Gather, from the data below, each line in which the word "gabinetto" occurs.

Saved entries

◆ ◆ ◆ ◆

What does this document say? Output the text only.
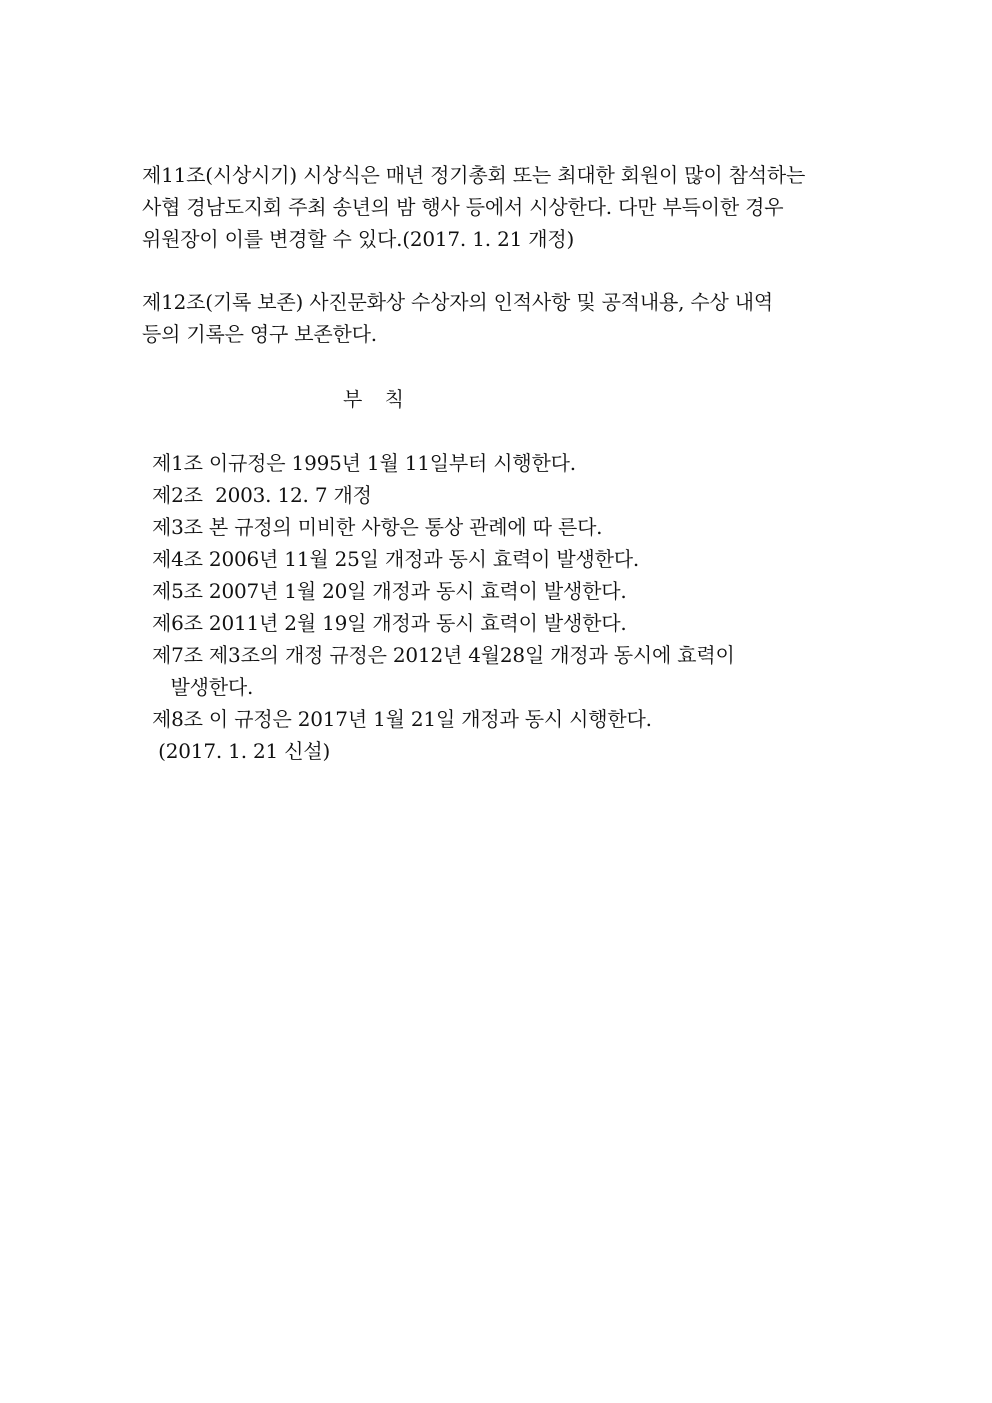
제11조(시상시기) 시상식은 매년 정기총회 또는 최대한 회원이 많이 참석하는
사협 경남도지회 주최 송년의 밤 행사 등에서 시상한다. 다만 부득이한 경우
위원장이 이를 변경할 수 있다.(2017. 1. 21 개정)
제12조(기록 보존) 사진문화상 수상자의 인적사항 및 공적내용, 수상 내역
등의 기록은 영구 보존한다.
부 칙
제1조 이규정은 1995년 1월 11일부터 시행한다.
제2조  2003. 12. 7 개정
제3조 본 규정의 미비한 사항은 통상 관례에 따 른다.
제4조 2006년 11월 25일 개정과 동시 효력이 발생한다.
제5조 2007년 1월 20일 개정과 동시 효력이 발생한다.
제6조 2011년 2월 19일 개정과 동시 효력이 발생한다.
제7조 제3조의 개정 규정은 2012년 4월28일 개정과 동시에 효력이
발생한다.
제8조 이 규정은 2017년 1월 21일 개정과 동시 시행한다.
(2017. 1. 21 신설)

◆ ◆ ◆ ◆

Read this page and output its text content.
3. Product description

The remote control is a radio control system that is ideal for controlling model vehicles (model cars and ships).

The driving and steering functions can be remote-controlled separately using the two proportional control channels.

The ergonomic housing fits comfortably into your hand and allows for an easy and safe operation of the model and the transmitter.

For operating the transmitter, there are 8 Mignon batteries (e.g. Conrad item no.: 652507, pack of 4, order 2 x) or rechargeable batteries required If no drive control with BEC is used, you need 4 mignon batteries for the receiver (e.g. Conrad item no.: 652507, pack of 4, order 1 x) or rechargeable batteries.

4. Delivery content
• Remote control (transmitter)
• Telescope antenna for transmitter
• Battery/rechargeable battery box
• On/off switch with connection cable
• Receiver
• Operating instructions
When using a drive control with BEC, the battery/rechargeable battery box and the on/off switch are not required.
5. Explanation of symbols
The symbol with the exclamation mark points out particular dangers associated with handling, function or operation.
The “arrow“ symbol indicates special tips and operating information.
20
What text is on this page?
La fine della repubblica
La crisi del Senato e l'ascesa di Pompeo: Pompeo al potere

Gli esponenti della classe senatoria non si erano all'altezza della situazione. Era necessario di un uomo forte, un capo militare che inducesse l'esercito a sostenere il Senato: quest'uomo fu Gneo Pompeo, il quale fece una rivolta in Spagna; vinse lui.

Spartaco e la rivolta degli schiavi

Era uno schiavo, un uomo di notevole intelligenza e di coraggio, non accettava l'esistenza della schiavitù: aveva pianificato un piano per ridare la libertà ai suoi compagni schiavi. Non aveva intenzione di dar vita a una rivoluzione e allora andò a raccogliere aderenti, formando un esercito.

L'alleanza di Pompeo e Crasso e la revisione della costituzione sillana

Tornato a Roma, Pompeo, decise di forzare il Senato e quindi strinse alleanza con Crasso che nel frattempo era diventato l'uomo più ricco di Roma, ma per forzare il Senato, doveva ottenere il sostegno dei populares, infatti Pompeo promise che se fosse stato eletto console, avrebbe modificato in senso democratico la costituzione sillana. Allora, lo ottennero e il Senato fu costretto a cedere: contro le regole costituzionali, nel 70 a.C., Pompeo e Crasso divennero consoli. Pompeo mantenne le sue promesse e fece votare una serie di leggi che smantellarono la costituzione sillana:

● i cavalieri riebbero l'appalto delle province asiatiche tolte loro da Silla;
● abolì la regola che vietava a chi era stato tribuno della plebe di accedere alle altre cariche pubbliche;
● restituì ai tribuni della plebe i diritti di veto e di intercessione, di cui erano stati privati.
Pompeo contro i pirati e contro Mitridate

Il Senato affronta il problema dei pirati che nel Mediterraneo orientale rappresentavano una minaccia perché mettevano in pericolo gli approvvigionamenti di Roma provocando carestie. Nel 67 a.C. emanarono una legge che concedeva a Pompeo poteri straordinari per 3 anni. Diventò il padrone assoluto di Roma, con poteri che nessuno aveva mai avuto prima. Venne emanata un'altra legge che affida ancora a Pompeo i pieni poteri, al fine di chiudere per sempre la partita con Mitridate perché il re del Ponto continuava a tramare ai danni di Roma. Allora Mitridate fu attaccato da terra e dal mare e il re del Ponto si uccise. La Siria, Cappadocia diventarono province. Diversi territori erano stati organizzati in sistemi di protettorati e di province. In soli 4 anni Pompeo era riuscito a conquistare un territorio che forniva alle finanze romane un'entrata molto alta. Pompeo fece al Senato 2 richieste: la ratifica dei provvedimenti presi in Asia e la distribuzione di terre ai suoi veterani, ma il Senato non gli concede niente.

◆ ◆ ◆ ◆

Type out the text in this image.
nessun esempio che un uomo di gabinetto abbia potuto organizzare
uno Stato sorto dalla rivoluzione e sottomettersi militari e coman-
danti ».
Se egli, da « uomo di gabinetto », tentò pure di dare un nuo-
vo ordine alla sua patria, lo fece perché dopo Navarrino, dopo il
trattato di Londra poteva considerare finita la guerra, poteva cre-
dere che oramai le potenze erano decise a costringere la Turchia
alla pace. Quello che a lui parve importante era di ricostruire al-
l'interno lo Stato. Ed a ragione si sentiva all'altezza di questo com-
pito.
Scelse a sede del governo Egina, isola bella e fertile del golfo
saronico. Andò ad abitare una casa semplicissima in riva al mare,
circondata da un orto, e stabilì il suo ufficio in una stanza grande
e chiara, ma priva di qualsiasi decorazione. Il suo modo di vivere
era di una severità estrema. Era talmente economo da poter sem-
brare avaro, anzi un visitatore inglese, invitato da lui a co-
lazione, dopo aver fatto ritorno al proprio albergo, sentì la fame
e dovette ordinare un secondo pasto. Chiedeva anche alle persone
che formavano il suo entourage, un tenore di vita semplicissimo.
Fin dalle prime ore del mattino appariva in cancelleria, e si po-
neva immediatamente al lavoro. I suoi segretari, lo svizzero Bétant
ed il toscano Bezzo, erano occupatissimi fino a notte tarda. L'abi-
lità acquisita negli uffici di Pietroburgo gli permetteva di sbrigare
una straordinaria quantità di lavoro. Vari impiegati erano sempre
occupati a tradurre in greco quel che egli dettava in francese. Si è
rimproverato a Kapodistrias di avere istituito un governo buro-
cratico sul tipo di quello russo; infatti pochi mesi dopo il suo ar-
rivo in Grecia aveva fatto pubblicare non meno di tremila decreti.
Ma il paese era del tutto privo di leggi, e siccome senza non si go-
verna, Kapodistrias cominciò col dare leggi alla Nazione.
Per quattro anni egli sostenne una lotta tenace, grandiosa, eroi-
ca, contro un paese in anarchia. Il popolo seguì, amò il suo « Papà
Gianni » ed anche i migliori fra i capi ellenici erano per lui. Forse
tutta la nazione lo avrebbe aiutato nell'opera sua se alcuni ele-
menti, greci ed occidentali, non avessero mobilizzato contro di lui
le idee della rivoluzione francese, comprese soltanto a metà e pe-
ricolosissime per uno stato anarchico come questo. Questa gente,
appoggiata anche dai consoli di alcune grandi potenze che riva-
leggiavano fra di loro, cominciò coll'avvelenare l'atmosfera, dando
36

◆ ◆ ◆ ◆

*FINISHED ANSWER*:
nessun esempio che un uomo di gabinetto abbia potuto organizzare
Se egli, da « uomo di gabinetto », tentò pure di dare un nuo-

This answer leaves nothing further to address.